Problem details - Exactly the lines from the one containing "OCR this image." through the final line of the listing are to be retyped, and nothing more.

Listed entries -
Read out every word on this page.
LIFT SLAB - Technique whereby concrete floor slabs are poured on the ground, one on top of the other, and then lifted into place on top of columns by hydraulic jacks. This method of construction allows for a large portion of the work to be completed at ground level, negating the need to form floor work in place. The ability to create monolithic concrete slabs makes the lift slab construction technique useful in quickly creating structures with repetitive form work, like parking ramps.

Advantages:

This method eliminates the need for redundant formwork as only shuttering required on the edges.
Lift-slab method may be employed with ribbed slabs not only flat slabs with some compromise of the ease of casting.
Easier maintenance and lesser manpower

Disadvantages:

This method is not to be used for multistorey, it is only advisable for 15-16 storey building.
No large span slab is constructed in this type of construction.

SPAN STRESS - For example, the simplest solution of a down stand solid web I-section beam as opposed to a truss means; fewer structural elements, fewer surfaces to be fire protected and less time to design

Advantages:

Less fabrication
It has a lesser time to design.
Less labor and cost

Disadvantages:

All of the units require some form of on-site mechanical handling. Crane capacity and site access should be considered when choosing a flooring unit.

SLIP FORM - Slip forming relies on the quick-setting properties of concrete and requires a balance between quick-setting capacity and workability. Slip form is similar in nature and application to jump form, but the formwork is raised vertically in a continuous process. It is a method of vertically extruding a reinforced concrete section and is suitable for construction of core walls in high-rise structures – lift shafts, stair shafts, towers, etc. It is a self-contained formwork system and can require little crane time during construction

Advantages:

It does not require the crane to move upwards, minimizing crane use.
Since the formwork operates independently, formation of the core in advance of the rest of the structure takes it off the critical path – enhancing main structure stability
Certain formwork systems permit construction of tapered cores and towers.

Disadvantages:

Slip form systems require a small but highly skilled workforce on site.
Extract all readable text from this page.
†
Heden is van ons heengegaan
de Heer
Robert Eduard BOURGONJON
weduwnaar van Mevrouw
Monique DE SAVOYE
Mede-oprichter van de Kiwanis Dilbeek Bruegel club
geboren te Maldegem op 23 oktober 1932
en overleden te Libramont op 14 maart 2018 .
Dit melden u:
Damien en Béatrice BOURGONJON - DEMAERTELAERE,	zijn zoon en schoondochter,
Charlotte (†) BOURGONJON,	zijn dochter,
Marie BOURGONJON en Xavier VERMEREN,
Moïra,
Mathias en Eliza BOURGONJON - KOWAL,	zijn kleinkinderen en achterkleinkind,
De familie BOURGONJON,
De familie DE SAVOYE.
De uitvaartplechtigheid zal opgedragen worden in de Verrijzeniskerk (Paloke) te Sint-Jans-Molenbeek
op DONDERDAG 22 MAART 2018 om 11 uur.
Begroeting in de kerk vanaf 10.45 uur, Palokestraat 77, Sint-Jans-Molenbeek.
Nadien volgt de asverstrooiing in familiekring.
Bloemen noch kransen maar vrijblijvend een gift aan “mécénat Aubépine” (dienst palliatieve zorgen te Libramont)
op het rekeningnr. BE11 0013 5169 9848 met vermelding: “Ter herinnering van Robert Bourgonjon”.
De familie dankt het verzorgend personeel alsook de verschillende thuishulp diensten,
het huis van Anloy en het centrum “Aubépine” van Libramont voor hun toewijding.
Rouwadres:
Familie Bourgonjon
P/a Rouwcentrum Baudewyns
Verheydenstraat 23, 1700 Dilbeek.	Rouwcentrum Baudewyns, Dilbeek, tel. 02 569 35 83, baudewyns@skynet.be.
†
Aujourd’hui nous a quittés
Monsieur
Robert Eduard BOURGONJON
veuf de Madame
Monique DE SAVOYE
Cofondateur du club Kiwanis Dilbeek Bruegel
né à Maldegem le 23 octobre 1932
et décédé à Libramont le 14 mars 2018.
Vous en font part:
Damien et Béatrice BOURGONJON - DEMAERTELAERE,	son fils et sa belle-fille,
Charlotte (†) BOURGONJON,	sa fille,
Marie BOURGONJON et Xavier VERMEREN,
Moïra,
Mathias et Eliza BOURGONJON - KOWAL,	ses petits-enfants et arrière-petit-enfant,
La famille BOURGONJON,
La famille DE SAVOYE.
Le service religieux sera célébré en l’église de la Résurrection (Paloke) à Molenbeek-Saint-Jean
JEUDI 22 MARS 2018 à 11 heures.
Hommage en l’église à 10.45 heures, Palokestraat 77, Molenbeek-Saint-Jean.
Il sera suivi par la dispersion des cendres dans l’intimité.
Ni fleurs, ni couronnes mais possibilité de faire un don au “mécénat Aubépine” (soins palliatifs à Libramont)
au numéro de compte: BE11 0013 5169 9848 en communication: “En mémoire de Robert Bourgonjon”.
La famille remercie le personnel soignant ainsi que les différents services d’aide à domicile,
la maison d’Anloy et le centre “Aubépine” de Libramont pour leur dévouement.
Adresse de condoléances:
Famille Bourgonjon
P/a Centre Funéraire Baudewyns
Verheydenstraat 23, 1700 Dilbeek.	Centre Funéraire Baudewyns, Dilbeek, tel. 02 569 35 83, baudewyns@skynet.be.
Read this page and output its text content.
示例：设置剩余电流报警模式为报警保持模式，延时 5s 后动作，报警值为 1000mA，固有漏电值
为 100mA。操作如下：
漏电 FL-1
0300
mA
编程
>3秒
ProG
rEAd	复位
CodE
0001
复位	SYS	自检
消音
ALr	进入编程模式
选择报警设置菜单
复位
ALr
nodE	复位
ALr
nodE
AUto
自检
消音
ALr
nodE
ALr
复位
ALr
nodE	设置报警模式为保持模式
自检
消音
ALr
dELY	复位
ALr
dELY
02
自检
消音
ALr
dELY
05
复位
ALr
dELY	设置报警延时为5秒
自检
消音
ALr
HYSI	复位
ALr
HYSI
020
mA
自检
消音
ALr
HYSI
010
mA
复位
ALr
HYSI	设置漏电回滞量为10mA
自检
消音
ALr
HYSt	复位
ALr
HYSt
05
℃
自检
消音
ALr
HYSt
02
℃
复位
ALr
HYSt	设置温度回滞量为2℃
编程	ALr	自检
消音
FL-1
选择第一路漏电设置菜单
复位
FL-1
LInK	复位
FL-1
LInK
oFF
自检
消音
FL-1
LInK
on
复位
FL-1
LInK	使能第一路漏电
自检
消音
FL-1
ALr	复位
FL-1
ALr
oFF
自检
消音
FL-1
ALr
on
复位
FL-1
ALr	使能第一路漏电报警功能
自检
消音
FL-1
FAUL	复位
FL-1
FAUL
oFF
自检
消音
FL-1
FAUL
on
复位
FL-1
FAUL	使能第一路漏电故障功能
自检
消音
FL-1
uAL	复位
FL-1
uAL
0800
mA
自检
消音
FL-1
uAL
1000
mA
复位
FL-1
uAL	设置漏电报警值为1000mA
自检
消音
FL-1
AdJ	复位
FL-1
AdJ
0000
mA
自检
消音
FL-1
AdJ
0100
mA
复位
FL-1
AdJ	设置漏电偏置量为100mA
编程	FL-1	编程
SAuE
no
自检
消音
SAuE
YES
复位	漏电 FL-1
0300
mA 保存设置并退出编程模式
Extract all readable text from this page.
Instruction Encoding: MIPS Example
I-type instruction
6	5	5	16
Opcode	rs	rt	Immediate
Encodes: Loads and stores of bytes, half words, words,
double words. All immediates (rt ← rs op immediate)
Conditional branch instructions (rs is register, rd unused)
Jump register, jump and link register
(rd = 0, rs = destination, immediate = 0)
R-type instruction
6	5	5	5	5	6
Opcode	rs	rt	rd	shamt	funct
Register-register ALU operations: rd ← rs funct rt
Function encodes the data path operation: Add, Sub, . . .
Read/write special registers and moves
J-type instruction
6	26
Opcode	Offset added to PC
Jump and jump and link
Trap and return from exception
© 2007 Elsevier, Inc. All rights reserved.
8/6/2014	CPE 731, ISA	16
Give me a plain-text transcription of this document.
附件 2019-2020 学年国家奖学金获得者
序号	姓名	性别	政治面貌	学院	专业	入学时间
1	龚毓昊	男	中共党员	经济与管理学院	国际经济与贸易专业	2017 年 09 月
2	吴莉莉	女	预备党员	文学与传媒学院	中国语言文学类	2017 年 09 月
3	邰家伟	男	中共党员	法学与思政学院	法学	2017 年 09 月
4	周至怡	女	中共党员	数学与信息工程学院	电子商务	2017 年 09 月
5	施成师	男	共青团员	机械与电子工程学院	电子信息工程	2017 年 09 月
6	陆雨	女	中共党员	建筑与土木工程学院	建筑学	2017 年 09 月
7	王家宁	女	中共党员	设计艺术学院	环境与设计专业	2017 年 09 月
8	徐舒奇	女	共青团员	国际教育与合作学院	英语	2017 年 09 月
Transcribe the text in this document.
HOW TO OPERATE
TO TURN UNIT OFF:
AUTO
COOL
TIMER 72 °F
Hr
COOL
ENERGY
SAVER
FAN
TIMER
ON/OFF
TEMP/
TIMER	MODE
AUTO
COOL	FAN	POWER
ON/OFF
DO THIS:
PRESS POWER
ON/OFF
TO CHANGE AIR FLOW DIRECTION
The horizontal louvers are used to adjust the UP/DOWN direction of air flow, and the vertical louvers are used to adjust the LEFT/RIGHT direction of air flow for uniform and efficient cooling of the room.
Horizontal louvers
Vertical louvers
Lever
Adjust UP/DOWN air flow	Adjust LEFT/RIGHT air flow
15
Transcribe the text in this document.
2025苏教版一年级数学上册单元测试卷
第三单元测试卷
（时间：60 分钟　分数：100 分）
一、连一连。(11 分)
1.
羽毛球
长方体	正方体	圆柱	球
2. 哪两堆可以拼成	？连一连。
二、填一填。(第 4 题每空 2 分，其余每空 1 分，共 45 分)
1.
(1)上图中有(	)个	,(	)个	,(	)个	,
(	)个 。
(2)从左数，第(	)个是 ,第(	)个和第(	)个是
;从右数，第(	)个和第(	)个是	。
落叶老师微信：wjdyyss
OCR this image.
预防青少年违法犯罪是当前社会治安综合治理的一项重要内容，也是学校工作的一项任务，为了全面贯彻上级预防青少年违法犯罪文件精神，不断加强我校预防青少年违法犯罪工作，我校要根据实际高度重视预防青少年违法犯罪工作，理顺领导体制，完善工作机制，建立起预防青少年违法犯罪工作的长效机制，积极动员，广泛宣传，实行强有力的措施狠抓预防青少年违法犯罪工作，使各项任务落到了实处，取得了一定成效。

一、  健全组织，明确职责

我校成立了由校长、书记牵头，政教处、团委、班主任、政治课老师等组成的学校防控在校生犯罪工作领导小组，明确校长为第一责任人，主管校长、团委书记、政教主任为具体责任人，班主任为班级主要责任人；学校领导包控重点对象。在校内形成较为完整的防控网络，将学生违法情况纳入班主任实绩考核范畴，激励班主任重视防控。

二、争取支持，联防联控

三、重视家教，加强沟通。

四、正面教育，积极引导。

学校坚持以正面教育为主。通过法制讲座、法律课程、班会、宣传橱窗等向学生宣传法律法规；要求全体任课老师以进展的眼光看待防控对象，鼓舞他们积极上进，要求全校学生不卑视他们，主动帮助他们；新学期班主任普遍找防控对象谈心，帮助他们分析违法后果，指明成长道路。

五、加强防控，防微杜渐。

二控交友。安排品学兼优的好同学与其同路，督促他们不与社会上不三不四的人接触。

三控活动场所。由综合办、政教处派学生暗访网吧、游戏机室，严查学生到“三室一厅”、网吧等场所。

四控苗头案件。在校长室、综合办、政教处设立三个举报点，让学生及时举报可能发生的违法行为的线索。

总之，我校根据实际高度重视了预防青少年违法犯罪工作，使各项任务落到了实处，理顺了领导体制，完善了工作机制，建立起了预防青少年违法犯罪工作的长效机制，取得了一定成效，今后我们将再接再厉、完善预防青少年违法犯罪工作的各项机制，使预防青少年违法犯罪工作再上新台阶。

Completed task -
OCR this image.
预防青少年违法犯罪是当前社会治安综合治理的一项重要内容，也是学校工作的一项任务，为了全面贯彻上级预防青少年违法犯罪文件精神，不断加强我校预防青少年违法犯罪工作，我校要根据实际高度重视预防青少年违法犯罪工作，理顺领导体制，完善工作机制，建立起预防青少年违法犯罪工作的长效机制，积极动员，广泛宣传，实行强有力的措施狠抓预防青少年违法犯罪工作，使各项任务落到了实处，取得了一定成效。

一、  健全组织，明确职责

我校成立了由校长、书记牵头，政教处、团委、班主任、政治课老师等组成的学校防控在校生犯罪工作领导小组，明确校长为第一责任人，主管校长、团委书记、政教主任为具体责任人，班主任为班级主要责任人；学校领导包控重点对象。在校内形成较为完整的防控网络，将学生违法情况纳入班主任实绩考核范畴，激励班主任重视防控。

二、争取支持，联防联控

三、重视家教，加强沟通。

四、正面教育，积极引导。

学校坚持以正面教育为主。通过法制讲座、法律课程、班会、宣传橱窗等向学生宣传法律法规；要求全体任课老师以进展的眼光看待防控对象，鼓舞他们积极上进，要求全校学生不卑视他们，主动帮助他们；新学期班主任普遍找防控对象谈心，帮助他们分析违法后果，指明成长道路。

五、加强防控，防微杜渐。

二控交友。安排品学兼优的好同学与其同路，督促他们不与社会上不三不四的人接触。

三控活动场所。由综合办、政教处派学生暗访网吧、游戏机室，严查学生到“三室一厅”、网吧等场所。

四控苗头案件。在校长室、综合办、政教处设立三个举报点，让学生及时举报可能发生的违法行为的线索。

总之，我校根据实际高度重视了预防青少年违法犯罪工作，使各项任务落到了实处，理顺了领导体制，完善了工作机制，建立起了预防青少年违法犯罪工作的长效机制，取得了一定成效，今后我们将再接再厉、完善预防青少年违法犯罪工作的各项机制，使预防青少年违法犯罪工作再上新台阶。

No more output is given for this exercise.